• [Task instructions]:
In the records below, find each line with the word "this" and copy it.
*** Supplied material ***
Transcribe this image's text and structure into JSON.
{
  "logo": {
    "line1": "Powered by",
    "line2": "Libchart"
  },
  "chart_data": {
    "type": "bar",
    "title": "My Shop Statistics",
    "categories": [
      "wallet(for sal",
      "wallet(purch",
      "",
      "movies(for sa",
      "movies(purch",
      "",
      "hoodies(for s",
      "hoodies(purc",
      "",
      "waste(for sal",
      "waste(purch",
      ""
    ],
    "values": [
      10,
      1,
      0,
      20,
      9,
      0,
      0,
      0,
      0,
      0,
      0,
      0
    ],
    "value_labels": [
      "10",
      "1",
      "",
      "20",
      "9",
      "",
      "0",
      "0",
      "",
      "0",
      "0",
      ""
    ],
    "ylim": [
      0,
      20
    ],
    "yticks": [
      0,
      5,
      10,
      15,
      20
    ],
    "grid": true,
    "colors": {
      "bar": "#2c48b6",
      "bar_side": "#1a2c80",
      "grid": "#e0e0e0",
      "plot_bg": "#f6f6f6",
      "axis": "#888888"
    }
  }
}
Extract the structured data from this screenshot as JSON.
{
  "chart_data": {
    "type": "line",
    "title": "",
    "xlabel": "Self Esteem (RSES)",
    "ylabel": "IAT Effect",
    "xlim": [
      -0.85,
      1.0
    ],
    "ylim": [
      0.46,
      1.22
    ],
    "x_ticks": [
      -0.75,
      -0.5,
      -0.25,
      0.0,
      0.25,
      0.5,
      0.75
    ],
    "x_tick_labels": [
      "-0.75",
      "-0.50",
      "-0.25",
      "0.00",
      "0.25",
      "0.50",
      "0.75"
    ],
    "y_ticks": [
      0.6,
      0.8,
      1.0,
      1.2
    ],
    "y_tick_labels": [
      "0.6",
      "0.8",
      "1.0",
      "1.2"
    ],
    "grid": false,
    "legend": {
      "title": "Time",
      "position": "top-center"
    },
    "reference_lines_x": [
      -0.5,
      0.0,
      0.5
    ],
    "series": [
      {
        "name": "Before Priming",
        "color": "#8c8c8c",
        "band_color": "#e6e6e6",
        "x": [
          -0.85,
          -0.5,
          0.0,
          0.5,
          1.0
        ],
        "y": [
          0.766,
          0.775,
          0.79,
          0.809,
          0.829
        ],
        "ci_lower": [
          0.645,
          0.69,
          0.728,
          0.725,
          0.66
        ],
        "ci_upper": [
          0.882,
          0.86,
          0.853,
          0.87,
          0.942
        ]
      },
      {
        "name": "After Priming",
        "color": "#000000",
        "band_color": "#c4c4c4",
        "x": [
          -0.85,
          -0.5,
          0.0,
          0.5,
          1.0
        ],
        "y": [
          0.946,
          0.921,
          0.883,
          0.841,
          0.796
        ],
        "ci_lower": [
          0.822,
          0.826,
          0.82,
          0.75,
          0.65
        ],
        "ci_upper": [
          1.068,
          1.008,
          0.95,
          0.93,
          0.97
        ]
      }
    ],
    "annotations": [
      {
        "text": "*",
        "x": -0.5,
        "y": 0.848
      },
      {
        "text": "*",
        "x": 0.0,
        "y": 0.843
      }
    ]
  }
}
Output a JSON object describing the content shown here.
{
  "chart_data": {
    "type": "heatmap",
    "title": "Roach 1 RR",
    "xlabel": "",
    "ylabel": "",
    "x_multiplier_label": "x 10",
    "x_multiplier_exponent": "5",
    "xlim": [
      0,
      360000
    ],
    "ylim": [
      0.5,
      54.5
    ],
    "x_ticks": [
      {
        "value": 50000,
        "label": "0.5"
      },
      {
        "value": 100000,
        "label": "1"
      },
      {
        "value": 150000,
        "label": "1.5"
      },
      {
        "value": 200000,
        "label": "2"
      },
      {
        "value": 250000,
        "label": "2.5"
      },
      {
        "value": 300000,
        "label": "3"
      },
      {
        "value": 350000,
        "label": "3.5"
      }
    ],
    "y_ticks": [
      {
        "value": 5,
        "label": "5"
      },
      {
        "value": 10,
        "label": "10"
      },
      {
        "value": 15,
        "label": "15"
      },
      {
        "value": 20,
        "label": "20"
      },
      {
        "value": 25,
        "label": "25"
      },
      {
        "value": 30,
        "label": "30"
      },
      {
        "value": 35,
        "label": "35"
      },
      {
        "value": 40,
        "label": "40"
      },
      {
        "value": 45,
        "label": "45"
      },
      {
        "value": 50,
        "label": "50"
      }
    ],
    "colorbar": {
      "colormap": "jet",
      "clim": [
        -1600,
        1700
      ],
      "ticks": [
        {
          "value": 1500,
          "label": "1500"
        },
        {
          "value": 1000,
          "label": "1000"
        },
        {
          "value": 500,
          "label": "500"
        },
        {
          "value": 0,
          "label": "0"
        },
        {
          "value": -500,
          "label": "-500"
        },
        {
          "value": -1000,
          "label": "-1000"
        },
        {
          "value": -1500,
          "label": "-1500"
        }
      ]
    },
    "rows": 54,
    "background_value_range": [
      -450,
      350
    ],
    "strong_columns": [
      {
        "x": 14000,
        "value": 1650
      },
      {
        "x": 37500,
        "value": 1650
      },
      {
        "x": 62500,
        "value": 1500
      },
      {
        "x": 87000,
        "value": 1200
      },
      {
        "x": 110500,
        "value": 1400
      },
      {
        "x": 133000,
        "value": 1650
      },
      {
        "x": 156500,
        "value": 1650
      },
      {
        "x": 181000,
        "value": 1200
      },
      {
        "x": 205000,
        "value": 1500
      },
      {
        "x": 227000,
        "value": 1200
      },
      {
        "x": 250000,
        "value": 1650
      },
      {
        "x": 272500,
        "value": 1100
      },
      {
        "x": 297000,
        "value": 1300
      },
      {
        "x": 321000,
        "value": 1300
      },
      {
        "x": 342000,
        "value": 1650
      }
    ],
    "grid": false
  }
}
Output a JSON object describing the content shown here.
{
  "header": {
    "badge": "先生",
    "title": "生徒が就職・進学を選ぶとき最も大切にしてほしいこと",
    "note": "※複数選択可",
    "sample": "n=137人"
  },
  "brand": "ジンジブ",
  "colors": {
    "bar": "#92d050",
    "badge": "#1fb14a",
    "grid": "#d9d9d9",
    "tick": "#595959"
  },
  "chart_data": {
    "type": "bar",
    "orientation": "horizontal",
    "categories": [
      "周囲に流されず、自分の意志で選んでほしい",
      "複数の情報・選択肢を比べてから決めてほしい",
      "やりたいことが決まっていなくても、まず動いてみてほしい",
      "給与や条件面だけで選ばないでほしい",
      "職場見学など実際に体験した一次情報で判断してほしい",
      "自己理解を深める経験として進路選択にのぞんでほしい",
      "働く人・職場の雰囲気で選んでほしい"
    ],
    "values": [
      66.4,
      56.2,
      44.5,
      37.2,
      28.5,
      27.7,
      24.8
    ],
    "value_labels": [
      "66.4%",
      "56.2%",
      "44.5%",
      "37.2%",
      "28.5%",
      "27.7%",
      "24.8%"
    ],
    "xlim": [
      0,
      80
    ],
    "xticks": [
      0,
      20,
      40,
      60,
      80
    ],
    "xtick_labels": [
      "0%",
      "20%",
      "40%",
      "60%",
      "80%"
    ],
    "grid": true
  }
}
***
• [Response]:
Transcribe this image's text and structure into JSON.
Extract the structured data from this screenshot as JSON.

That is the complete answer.